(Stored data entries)
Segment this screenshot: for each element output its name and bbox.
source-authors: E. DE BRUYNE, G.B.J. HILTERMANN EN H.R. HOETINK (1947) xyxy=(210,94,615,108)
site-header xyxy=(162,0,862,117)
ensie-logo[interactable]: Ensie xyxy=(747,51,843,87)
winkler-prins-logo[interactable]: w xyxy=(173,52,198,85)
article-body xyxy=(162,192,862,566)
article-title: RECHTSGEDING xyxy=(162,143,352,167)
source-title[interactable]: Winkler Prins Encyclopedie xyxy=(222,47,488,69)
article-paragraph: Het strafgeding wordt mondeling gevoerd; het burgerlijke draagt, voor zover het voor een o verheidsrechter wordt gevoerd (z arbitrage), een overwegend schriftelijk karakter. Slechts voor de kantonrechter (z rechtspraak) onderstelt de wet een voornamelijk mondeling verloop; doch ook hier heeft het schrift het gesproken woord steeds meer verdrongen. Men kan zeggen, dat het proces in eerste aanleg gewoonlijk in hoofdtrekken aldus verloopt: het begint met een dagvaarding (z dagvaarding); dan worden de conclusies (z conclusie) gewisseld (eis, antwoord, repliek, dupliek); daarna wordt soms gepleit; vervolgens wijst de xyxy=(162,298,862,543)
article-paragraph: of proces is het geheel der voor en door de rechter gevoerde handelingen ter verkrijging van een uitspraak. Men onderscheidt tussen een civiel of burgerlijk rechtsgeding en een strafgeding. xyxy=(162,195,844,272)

...

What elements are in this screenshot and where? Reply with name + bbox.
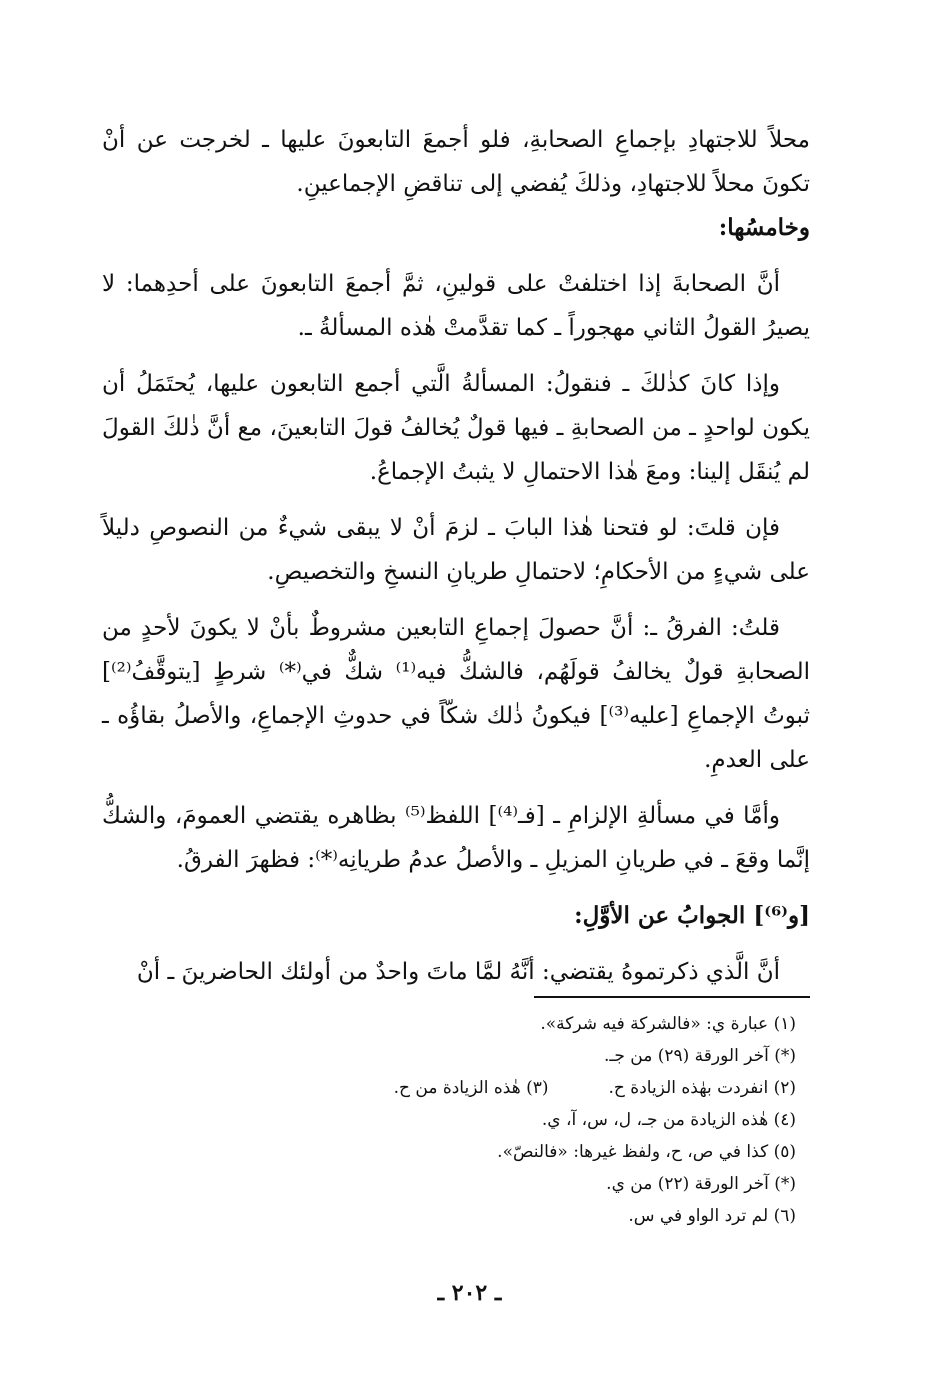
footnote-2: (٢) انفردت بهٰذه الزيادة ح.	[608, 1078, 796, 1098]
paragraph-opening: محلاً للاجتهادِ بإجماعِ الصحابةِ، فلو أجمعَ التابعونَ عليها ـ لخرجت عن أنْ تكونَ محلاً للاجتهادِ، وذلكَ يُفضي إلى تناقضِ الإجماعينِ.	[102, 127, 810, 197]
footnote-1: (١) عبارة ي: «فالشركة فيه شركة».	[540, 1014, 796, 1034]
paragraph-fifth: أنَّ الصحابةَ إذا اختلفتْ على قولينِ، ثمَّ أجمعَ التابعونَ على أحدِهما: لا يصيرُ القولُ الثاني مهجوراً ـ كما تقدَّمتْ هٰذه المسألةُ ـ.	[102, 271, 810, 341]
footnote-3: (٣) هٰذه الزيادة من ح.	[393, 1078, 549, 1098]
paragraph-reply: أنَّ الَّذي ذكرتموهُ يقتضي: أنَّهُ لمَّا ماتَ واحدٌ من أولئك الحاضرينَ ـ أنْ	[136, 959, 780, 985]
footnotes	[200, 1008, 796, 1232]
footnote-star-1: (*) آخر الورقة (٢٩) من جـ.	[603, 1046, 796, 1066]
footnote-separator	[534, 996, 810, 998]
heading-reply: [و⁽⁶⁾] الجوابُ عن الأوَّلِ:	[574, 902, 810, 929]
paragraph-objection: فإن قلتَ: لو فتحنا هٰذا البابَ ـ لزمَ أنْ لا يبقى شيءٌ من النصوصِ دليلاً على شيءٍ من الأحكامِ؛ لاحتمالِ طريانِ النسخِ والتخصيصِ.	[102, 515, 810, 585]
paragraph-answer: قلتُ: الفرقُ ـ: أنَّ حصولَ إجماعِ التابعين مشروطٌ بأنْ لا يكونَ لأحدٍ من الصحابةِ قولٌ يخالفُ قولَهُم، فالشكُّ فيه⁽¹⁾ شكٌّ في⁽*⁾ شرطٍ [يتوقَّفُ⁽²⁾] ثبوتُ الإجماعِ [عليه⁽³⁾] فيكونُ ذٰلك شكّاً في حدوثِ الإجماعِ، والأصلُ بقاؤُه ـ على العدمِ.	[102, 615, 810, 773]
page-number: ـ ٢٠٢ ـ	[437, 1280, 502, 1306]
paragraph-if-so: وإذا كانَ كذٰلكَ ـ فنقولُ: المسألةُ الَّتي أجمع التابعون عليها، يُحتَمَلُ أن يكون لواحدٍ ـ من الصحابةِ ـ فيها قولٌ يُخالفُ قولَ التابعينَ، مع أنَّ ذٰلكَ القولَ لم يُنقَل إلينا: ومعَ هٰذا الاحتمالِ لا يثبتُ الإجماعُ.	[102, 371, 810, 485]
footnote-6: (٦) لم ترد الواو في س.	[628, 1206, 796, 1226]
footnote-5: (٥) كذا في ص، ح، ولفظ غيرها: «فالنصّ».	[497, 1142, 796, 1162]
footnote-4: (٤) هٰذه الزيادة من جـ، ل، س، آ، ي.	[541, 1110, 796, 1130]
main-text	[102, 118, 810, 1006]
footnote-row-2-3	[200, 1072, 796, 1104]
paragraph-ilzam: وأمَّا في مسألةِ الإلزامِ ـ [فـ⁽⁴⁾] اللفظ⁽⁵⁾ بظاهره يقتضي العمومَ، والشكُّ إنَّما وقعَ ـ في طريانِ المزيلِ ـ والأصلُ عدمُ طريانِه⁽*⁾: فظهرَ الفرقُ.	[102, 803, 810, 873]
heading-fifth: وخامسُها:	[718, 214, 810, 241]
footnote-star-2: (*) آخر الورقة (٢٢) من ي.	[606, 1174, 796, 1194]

§ Instructions for the task:
Convert everything from the line containing "Segment this screenshot: for" down to the line containing "source-title[interactable]: Winkler Prins", both included, into a numbered list, leaving out blank lines.

§ Reply:
1. Segment this screenshot: for each element output its name and bbox.
2. source-authors: E. DE BRUYNE, G.B.J. HILTERMANN EN H.R. HOETINK (1947) xyxy=(210,94,615,108)
3. site-header xyxy=(162,0,862,117)
4. ensie-logo[interactable]: Ensie xyxy=(747,51,843,87)
5. winkler-prins-logo[interactable]: w xyxy=(173,52,198,85)
6. article-body xyxy=(162,192,862,566)
7. article-title: RECHTSGEDING xyxy=(162,143,352,167)
8. source-title[interactable]: Winkler Prins Encyclopedie xyxy=(222,47,488,69)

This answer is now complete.